* **DIRECTIVE**
Check every line below for the word "Miércoles" and give only the number of lines where it appears.

-- start MATERIAL PROVIDED --

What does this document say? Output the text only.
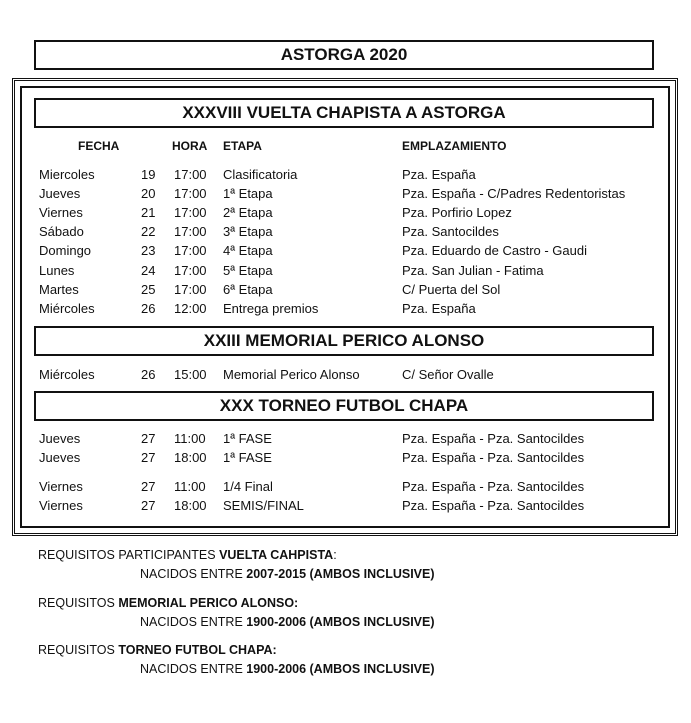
ASTORGA 2020
XXXVIII VUELTA CHAPISTA A ASTORGA
FECHA	HORA ETAPA	EMPLAZAMIENTO
Miercoles	19 17:00 Clasificatoria	Pza. España
Jueves	20 17:00 1ª Etapa	Pza. España - C/Padres Redentoristas
Viernes	21 17:00 2ª Etapa	Pza. Porfirio Lopez
Sábado	22 17:00 3ª Etapa	Pza. Santocildes
Domingo	23 17:00 4ª Etapa	Pza. Eduardo de Castro - Gaudi
Lunes	24 17:00 5ª Etapa	Pza. San Julian - Fatima
Martes	25 17:00 6ª Etapa	C/ Puerta del Sol
Miércoles	26 12:00 Entrega premios	Pza. España
XXIII MEMORIAL PERICO ALONSO
Miércoles	26 15:00 Memorial Perico Alonso	C/ Señor Ovalle
XXX TORNEO FUTBOL CHAPA
Jueves	27 11:00 1ª FASE	Pza. España - Pza. Santocildes
Jueves	27 18:00 1ª FASE	Pza. España - Pza. Santocildes
Viernes	27 11:00 1/4 Final	Pza. España - Pza. Santocildes
Viernes	27 18:00 SEMIS/FINAL	Pza. España - Pza. Santocildes
REQUISITOS PARTICIPANTES VUELTA CAHPISTA:
NACIDOS ENTRE 2007-2015 (AMBOS INCLUSIVE)
REQUISITOS MEMORIAL PERICO ALONSO:
NACIDOS ENTRE 1900-2006 (AMBOS INCLUSIVE)
REQUISITOS TORNEO FUTBOL CHAPA:
NACIDOS ENTRE 1900-2006 (AMBOS INCLUSIVE)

-- end MATERIAL PROVIDED --

* **CORRECT RESPONSE**
2